● **WHAT IS REQUIRED**
Quote every line below exactly and skip any picture.

════════

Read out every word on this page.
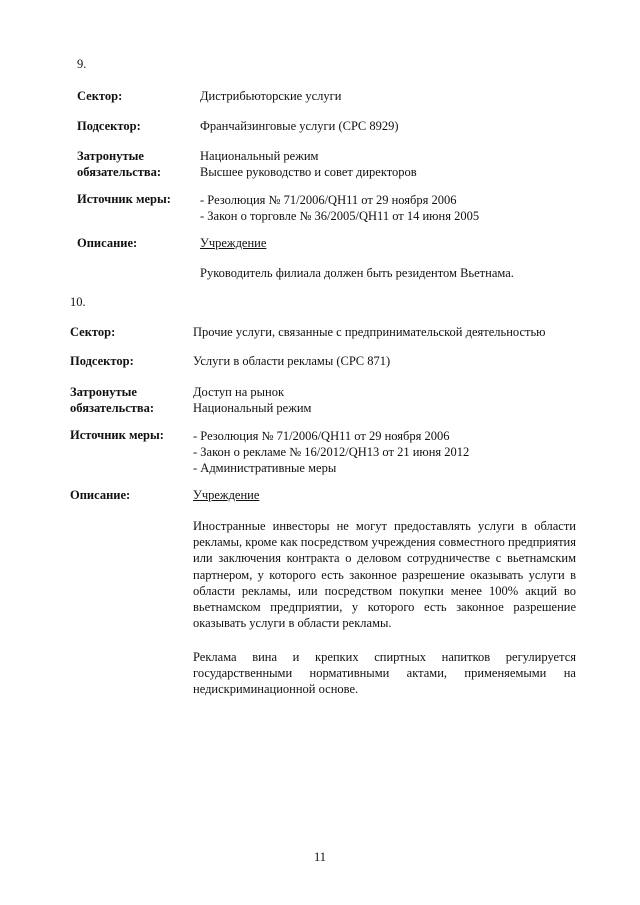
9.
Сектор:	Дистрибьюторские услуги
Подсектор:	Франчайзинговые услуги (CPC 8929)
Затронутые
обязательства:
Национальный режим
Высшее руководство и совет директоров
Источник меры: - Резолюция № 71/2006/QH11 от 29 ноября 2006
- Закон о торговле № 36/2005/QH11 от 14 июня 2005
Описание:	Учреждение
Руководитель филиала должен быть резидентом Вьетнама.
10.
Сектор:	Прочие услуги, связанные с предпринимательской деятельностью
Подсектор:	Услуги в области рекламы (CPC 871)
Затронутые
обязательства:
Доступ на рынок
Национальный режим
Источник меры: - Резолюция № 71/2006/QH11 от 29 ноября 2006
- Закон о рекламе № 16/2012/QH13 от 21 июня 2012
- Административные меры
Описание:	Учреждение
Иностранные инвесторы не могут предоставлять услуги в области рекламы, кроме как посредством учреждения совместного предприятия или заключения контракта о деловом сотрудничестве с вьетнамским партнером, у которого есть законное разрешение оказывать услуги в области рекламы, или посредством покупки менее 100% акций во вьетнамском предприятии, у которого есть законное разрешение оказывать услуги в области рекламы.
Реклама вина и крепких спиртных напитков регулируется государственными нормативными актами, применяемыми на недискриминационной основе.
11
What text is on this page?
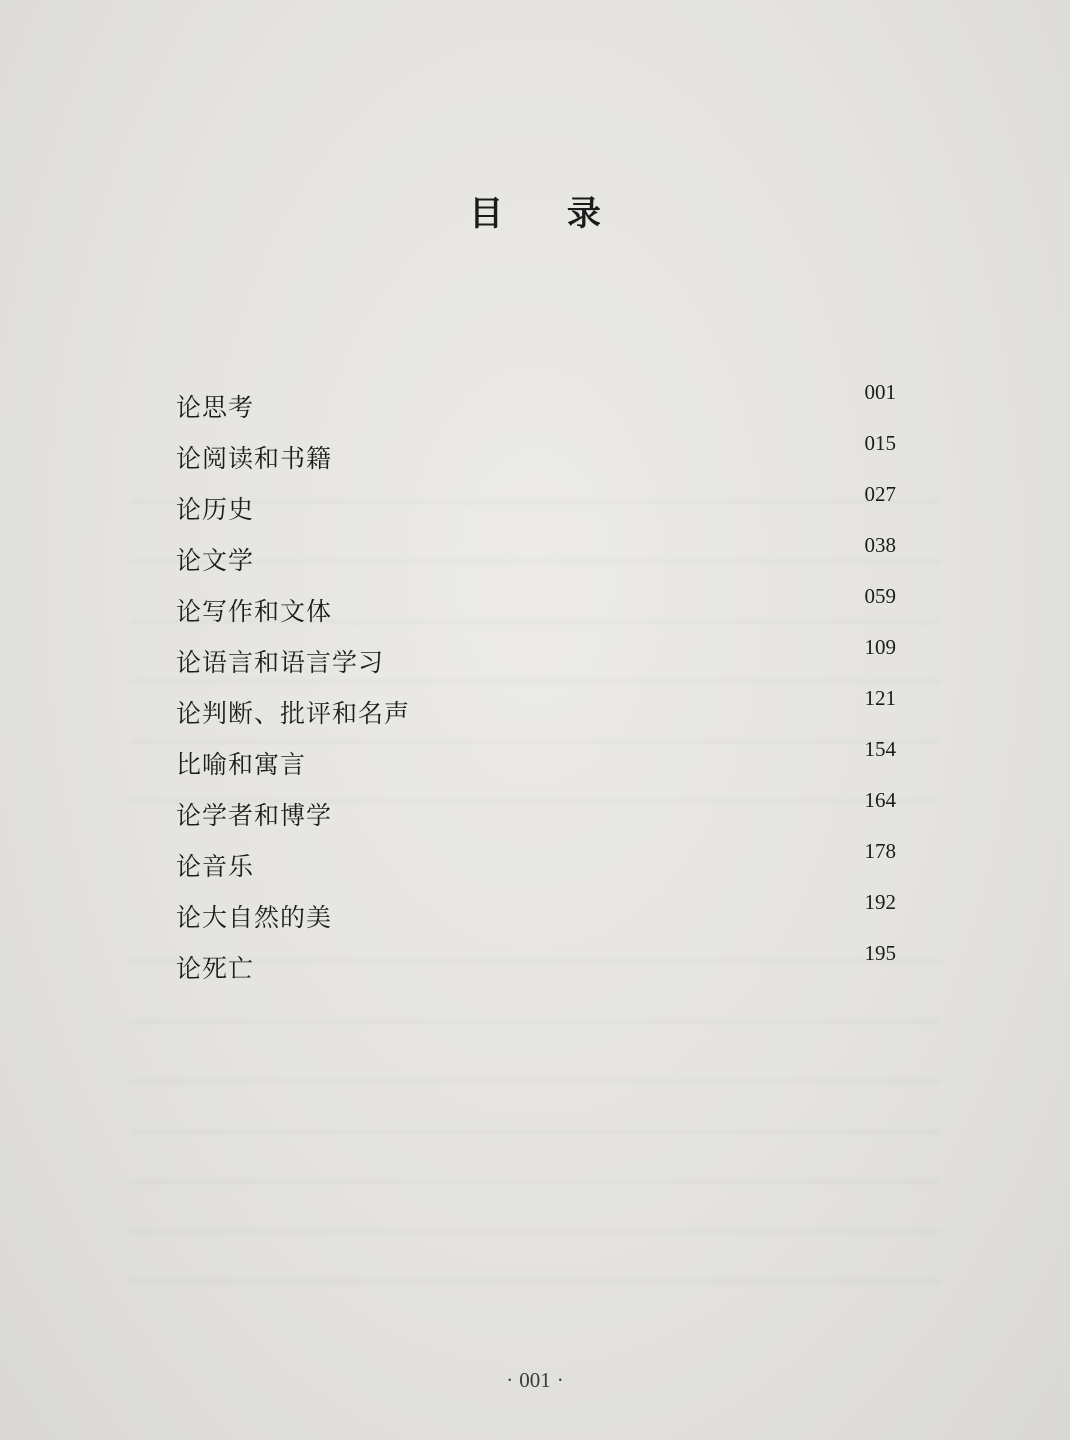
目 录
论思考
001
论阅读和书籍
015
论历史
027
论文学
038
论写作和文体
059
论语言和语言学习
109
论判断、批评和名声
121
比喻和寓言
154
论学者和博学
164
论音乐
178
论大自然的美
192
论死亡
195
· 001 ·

════════

● **WRITTEN RESPONSE**
Read out every word on this page.
9.
Сектор:	Дистрибьюторские услуги
Подсектор:	Франчайзинговые услуги (CPC 8929)
Затронутые
обязательства:
Национальный режим
Высшее руководство и совет директоров
Источник меры: - Резолюция № 71/2006/QH11 от 29 ноября 2006
- Закон о торговле № 36/2005/QH11 от 14 июня 2005
Описание:	Учреждение
Руководитель филиала должен быть резидентом Вьетнама.
10.
Сектор:	Прочие услуги, связанные с предпринимательской деятельностью
Подсектор:	Услуги в области рекламы (CPC 871)
Затронутые
обязательства:
Доступ на рынок
Национальный режим
Источник меры: - Резолюция № 71/2006/QH11 от 29 ноября 2006
- Закон о рекламе № 16/2012/QH13 от 21 июня 2012
- Административные меры
Описание:	Учреждение
Иностранные инвесторы не могут предоставлять услуги в области рекламы, кроме как посредством учреждения совместного предприятия или заключения контракта о деловом сотрудничестве с вьетнамским партнером, у которого есть законное разрешение оказывать услуги в области рекламы, или посредством покупки менее 100% акций во вьетнамском предприятии, у которого есть законное разрешение оказывать услуги в области рекламы.
Реклама вина и крепких спиртных напитков регулируется государственными нормативными актами, применяемыми на недискриминационной основе.
11
What text is on this page?
目 录
论思考
001
论阅读和书籍
015
论历史
027
论文学
038
论写作和文体
059
论语言和语言学习
109
论判断、批评和名声
121
比喻和寓言
154
论学者和博学
164
论音乐
178
论大自然的美
192
论死亡
195
· 001 ·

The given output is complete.